------ Items
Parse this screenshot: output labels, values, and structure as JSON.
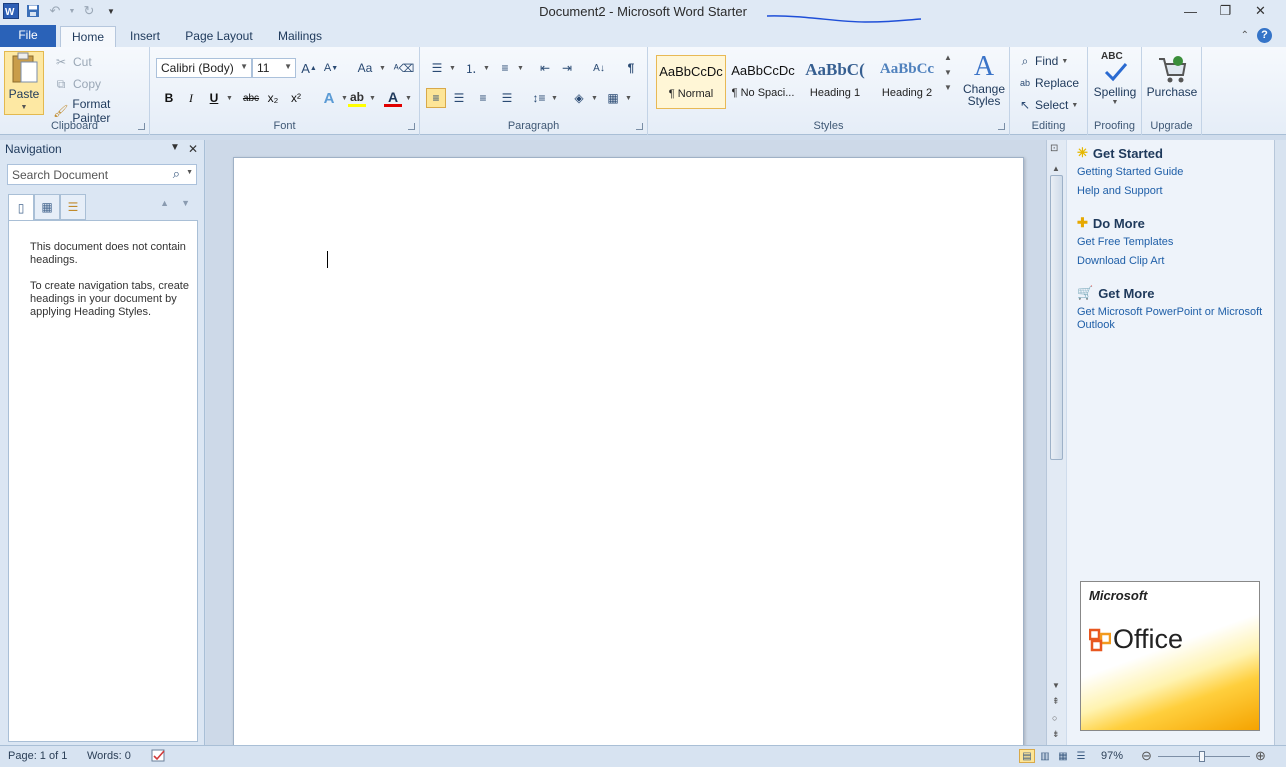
{
  "window": {
    "title": "Document2 - Microsoft Word Starter",
    "pen_color": "#1f4fd8"
  },
  "tabs": [
    "File",
    "Home",
    "Insert",
    "Page Layout",
    "Mailings"
  ],
  "ribbon": {
    "clipboard": {
      "label": "Clipboard",
      "paste": "Paste",
      "cut": "Cut",
      "copy": "Copy",
      "format_painter": "Format Painter"
    },
    "font": {
      "label": "Font",
      "font_name": "Calibri (Body)",
      "font_size": "11",
      "bold": "B",
      "italic": "I",
      "underline": "U",
      "strike": "abc",
      "subscript": "x₂",
      "superscript": "x²",
      "case": "Aa"
    },
    "paragraph": {
      "label": "Paragraph"
    },
    "styles": {
      "label": "Styles",
      "items": [
        {
          "preview": "AaBbCcDc",
          "name": "¶ Normal"
        },
        {
          "preview": "AaBbCcDc",
          "name": "¶ No Spaci..."
        },
        {
          "preview": "AaBbC(",
          "name": "Heading 1"
        },
        {
          "preview": "AaBbCc",
          "name": "Heading 2"
        }
      ],
      "change_styles": "Change Styles"
    },
    "editing": {
      "label": "Editing",
      "find": "Find",
      "replace": "Replace",
      "select": "Select"
    },
    "proofing": {
      "label": "Proofing",
      "spelling": "Spelling",
      "abc": "ABC"
    },
    "upgrade": {
      "label": "Upgrade",
      "purchase": "Purchase"
    }
  },
  "navigation": {
    "title": "Navigation",
    "search_placeholder": "Search Document",
    "message1": "This document does not contain headings.",
    "message2": "To create navigation tabs, create headings in your document by applying Heading Styles."
  },
  "taskpane": {
    "get_started": {
      "title": "Get Started",
      "links": [
        "Getting Started Guide",
        "Help and Support"
      ]
    },
    "do_more": {
      "title": "Do More",
      "links": [
        "Get Free Templates",
        "Download Clip Art"
      ]
    },
    "get_more": {
      "title": "Get More",
      "links": [
        "Get Microsoft PowerPoint or Microsoft Outlook"
      ]
    },
    "ad": {
      "brand": "Microsoft",
      "product": "Office"
    }
  },
  "statusbar": {
    "page": "Page: 1 of 1",
    "words": "Words: 0",
    "zoom": "97%"
  }
}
------------
#### Your objective:
Leave out the pictures and retype every line above exactly.

#### Response for this exercise:
Parse this screenshot: output labels, values, and structure as JSON.
{
  "window": {
    "title": "Document2 - Microsoft Word Starter",
    "pen_color": "#1f4fd8"
  },
  "tabs": [
    "File",
    "Home",
    "Insert",
    "Page Layout",
    "Mailings"
  ],
  "ribbon": {
    "clipboard": {
      "label": "Clipboard",
      "paste": "Paste",
      "cut": "Cut",
      "copy": "Copy",
      "format_painter": "Format Painter"
    },
    "font": {
      "label": "Font",
      "font_name": "Calibri (Body)",
      "font_size": "11",
      "bold": "B",
      "italic": "I",
      "underline": "U",
      "strike": "abc",
      "subscript": "x₂",
      "superscript": "x²",
      "case": "Aa"
    },
    "paragraph": {
      "label": "Paragraph"
    },
    "styles": {
      "label": "Styles",
      "items": [
        {
          "preview": "AaBbCcDc",
          "name": "¶ Normal"
        },
        {
          "preview": "AaBbCcDc",
          "name": "¶ No Spaci..."
        },
        {
          "preview": "AaBbC(",
          "name": "Heading 1"
        },
        {
          "preview": "AaBbCc",
          "name": "Heading 2"
        }
      ],
      "change_styles": "Change Styles"
    },
    "editing": {
      "label": "Editing",
      "find": "Find",
      "replace": "Replace",
      "select": "Select"
    },
    "proofing": {
      "label": "Proofing",
      "spelling": "Spelling",
      "abc": "ABC"
    },
    "upgrade": {
      "label": "Upgrade",
      "purchase": "Purchase"
    }
  },
  "navigation": {
    "title": "Navigation",
    "search_placeholder": "Search Document",
    "message1": "This document does not contain headings.",
    "message2": "To create navigation tabs, create headings in your document by applying Heading Styles."
  },
  "taskpane": {
    "get_started": {
      "title": "Get Started",
      "links": [
        "Getting Started Guide",
        "Help and Support"
      ]
    },
    "do_more": {
      "title": "Do More",
      "links": [
        "Get Free Templates",
        "Download Clip Art"
      ]
    },
    "get_more": {
      "title": "Get More",
      "links": [
        "Get Microsoft PowerPoint or Microsoft Outlook"
      ]
    },
    "ad": {
      "brand": "Microsoft",
      "product": "Office"
    }
  },
  "statusbar": {
    "page": "Page: 1 of 1",
    "words": "Words: 0",
    "zoom": "97%"
  }
}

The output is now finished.